PAGE EXCERPT:
Your children will catch much more than you throw – they are watching…even when they don’t know it. I watched Mom and Dad’s commitment to church, God and community. I rebelled and had my own Moses detours, but when crunch time showed up, the place I ran was to my own Jochebed!
2. Resist the temptation to follow every bit of advice or nuance that comes in the form of “authorities”. We heard from Dr. Spock 50 years ago that children ought never to be corrected, let them have their way to grow to their fullest potential. We raised a generation of self-serving obnoxious brats in my generation, and we are paying the high price for it these days. Stick with the stuff – the Scriptures which are able to make thee wise!
3. Count on God. Like Jochebed, there are times when you’ve got to take a deep breath, say a prayer, and cut ‘em loose in the bulrushes. Your wages are secure when you have prayed and lived according to God’s ways. Trust Him with the payday!

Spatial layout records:

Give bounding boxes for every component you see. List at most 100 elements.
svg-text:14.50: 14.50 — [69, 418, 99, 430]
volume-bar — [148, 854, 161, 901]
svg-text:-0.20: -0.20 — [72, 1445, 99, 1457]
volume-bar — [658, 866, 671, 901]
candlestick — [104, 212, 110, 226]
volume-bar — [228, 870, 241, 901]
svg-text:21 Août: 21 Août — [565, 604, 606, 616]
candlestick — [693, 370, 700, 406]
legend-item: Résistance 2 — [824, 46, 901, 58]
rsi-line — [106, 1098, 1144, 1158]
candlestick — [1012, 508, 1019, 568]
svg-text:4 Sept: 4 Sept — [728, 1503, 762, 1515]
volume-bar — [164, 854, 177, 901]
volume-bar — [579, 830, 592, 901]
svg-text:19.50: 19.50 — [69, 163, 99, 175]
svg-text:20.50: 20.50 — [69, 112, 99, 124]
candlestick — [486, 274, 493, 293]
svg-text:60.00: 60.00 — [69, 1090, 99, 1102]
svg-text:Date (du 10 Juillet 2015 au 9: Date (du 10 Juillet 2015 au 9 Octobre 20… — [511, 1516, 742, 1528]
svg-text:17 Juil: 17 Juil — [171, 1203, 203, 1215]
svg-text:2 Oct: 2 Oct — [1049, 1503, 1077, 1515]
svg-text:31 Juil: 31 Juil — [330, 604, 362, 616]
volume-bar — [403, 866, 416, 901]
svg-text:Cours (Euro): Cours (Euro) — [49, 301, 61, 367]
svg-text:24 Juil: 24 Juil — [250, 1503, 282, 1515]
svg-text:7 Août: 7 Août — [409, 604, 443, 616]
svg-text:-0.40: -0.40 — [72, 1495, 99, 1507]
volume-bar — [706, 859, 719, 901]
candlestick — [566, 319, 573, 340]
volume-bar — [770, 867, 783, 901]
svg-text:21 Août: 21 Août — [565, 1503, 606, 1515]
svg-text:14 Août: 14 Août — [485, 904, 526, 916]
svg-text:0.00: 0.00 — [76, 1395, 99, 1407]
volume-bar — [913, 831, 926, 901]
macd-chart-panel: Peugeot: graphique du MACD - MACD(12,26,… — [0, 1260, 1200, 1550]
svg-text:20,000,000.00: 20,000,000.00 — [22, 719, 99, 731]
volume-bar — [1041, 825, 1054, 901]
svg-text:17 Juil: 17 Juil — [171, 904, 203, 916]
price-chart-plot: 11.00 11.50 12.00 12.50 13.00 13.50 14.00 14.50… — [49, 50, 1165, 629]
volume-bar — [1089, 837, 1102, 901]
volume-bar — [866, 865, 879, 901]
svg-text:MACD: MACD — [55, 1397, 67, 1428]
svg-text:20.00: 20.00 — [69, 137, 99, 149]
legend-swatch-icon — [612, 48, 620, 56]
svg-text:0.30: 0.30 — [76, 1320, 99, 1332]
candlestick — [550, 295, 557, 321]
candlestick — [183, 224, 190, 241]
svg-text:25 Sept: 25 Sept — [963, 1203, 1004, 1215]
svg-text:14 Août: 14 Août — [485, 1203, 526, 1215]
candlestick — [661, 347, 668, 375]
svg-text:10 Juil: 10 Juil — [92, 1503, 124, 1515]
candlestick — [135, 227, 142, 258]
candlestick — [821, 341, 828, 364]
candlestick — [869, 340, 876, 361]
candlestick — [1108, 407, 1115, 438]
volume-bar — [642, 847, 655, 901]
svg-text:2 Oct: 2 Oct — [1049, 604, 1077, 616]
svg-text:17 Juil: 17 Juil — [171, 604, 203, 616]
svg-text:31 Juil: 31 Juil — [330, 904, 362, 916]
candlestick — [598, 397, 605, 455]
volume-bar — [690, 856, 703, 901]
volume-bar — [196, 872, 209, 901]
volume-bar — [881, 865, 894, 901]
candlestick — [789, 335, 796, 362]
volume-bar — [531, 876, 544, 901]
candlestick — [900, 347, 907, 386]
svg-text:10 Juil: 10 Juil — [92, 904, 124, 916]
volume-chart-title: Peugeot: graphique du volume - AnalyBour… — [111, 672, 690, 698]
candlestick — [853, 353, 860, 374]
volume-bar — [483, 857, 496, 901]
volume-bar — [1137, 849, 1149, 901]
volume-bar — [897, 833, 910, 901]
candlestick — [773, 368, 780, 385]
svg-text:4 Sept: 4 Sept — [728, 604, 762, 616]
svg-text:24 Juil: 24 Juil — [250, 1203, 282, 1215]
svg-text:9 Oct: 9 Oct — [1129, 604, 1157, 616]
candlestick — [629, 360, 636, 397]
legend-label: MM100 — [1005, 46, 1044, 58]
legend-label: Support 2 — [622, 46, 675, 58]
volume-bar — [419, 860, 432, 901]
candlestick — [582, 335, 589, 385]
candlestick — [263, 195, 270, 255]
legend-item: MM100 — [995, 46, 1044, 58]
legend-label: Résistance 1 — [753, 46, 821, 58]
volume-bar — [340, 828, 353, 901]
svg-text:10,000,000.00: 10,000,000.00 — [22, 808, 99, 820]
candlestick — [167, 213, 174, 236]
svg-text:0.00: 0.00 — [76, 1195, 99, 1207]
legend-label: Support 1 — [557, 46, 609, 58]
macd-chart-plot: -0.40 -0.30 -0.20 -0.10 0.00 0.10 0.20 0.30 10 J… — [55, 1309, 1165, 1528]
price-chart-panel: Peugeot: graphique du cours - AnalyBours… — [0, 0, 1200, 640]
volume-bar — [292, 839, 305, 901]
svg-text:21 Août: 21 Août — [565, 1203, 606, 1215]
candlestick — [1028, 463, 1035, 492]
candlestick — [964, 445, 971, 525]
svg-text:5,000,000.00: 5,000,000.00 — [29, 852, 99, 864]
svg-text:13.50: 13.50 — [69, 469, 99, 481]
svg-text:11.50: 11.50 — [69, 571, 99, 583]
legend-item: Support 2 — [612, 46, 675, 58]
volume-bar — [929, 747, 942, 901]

PROBLEM: Reproduce everything in the parenting passage from "2. Resist the" down to "with the payday!", swapping "bulrushes" for "reeds". These records aren't needed for the work here.

TASK OUTPUT:
2. Resist the temptation to follow every bit of advice or nuance that comes in the form of “authorities”. We heard from Dr. Spock 50 years ago that children ought never to be corrected, let them have their way to grow to their fullest potential. We raised a generation of self-serving obnoxious brats in my generation, and we are paying the high price for it these days. Stick with the stuff – the Scriptures which are able to make thee wise!
3. Count on God. Like Jochebed, there are times when you’ve got to take a deep breath, say a prayer, and cut ‘em loose in the reeds. Your wages are secure when you have prayed and lived according to God’s ways. Trust Him with the payday!